#### Aim of the exercise
Return all the data below as it stands, minus the pictures.

===== Records shown =====

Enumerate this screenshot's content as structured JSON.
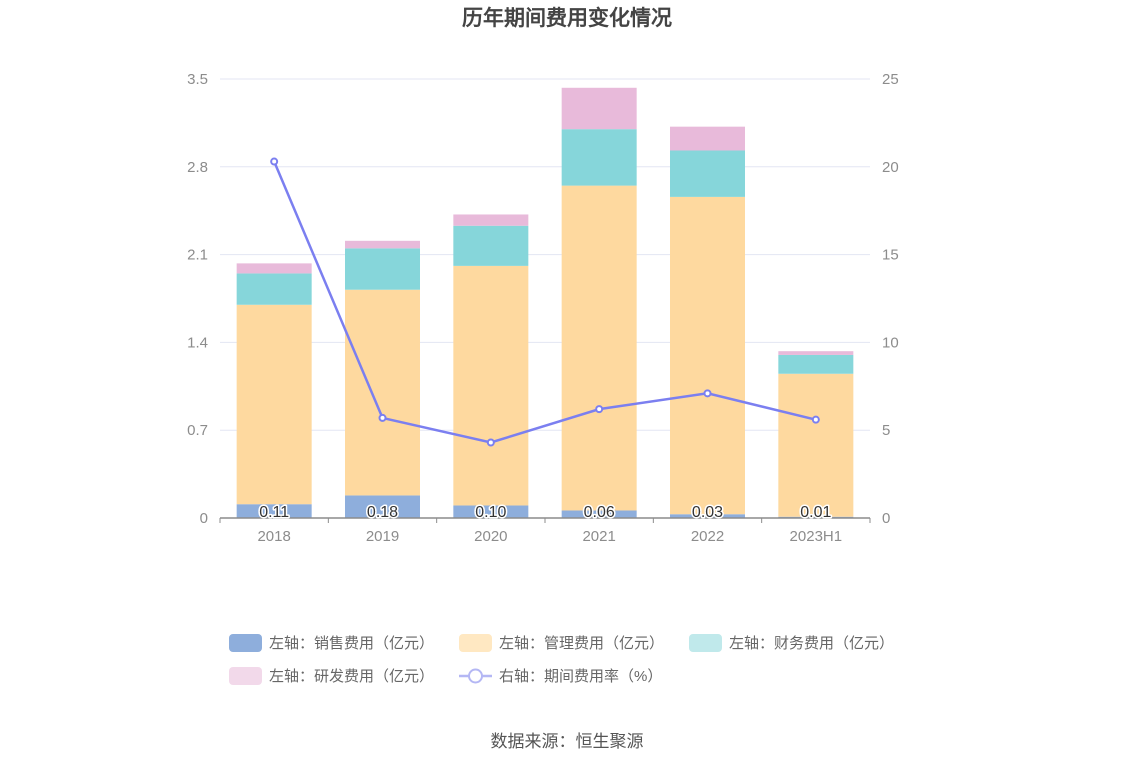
{
  "chart_data": {
    "type": "bar",
    "title": "历年期间费用变化情况",
    "categories": [
      "2018",
      "2019",
      "2020",
      "2021",
      "2022",
      "2023H1"
    ],
    "stacked": true,
    "series": [
      {
        "name": "左轴：销售费用（亿元）",
        "axis": "left",
        "type": "bar",
        "color": "#8eaedc",
        "values": [
          0.11,
          0.18,
          0.1,
          0.06,
          0.03,
          0.01
        ],
        "labels": [
          "0.11",
          "0.18",
          "0.10",
          "0.06",
          "0.03",
          "0.01"
        ]
      },
      {
        "name": "左轴：管理费用（亿元）",
        "axis": "left",
        "type": "bar",
        "color": "#fed99f",
        "values": [
          1.59,
          1.64,
          1.91,
          2.59,
          2.53,
          1.14
        ]
      },
      {
        "name": "左轴：财务费用（亿元）",
        "axis": "left",
        "type": "bar",
        "color": "#86d6da",
        "values": [
          0.25,
          0.33,
          0.32,
          0.45,
          0.37,
          0.15
        ]
      },
      {
        "name": "左轴：研发费用（亿元）",
        "axis": "left",
        "type": "bar",
        "color": "#e8bada",
        "values": [
          0.08,
          0.06,
          0.09,
          0.33,
          0.19,
          0.03
        ]
      },
      {
        "name": "右轴：期间费用率（%）",
        "axis": "right",
        "type": "line",
        "color": "#7b7ff0",
        "values": [
          20.3,
          5.7,
          4.3,
          6.2,
          7.1,
          5.6
        ]
      }
    ],
    "y_left": {
      "ylim": [
        0,
        3.5
      ],
      "ticks": [
        "0",
        "0.7",
        "1.4",
        "2.1",
        "2.8",
        "3.5"
      ]
    },
    "y_right": {
      "ylim": [
        0,
        25
      ],
      "ticks": [
        "0",
        "5",
        "10",
        "15",
        "20",
        "25"
      ]
    },
    "grid": true,
    "legend_position": "bottom",
    "legend_colors": [
      "#8eaedc",
      "#ffe8c2",
      "#c0e9eb",
      "#f2d9ea",
      "#7b7ff0"
    ]
  },
  "source": "数据来源：恒生聚源"
}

=====

#### Task answer
Enumerate this screenshot's content as structured JSON.
{
  "chart_data": {
    "type": "bar",
    "title": "历年期间费用变化情况",
    "categories": [
      "2018",
      "2019",
      "2020",
      "2021",
      "2022",
      "2023H1"
    ],
    "stacked": true,
    "series": [
      {
        "name": "左轴：销售费用（亿元）",
        "axis": "left",
        "type": "bar",
        "color": "#8eaedc",
        "values": [
          0.11,
          0.18,
          0.1,
          0.06,
          0.03,
          0.01
        ],
        "labels": [
          "0.11",
          "0.18",
          "0.10",
          "0.06",
          "0.03",
          "0.01"
        ]
      },
      {
        "name": "左轴：管理费用（亿元）",
        "axis": "left",
        "type": "bar",
        "color": "#fed99f",
        "values": [
          1.59,
          1.64,
          1.91,
          2.59,
          2.53,
          1.14
        ]
      },
      {
        "name": "左轴：财务费用（亿元）",
        "axis": "left",
        "type": "bar",
        "color": "#86d6da",
        "values": [
          0.25,
          0.33,
          0.32,
          0.45,
          0.37,
          0.15
        ]
      },
      {
        "name": "左轴：研发费用（亿元）",
        "axis": "left",
        "type": "bar",
        "color": "#e8bada",
        "values": [
          0.08,
          0.06,
          0.09,
          0.33,
          0.19,
          0.03
        ]
      },
      {
        "name": "右轴：期间费用率（%）",
        "axis": "right",
        "type": "line",
        "color": "#7b7ff0",
        "values": [
          20.3,
          5.7,
          4.3,
          6.2,
          7.1,
          5.6
        ]
      }
    ],
    "y_left": {
      "ylim": [
        0,
        3.5
      ],
      "ticks": [
        "0",
        "0.7",
        "1.4",
        "2.1",
        "2.8",
        "3.5"
      ]
    },
    "y_right": {
      "ylim": [
        0,
        25
      ],
      "ticks": [
        "0",
        "5",
        "10",
        "15",
        "20",
        "25"
      ]
    },
    "grid": true,
    "legend_position": "bottom",
    "legend_colors": [
      "#8eaedc",
      "#ffe8c2",
      "#c0e9eb",
      "#f2d9ea",
      "#7b7ff0"
    ]
  },
  "source": "数据来源：恒生聚源"
}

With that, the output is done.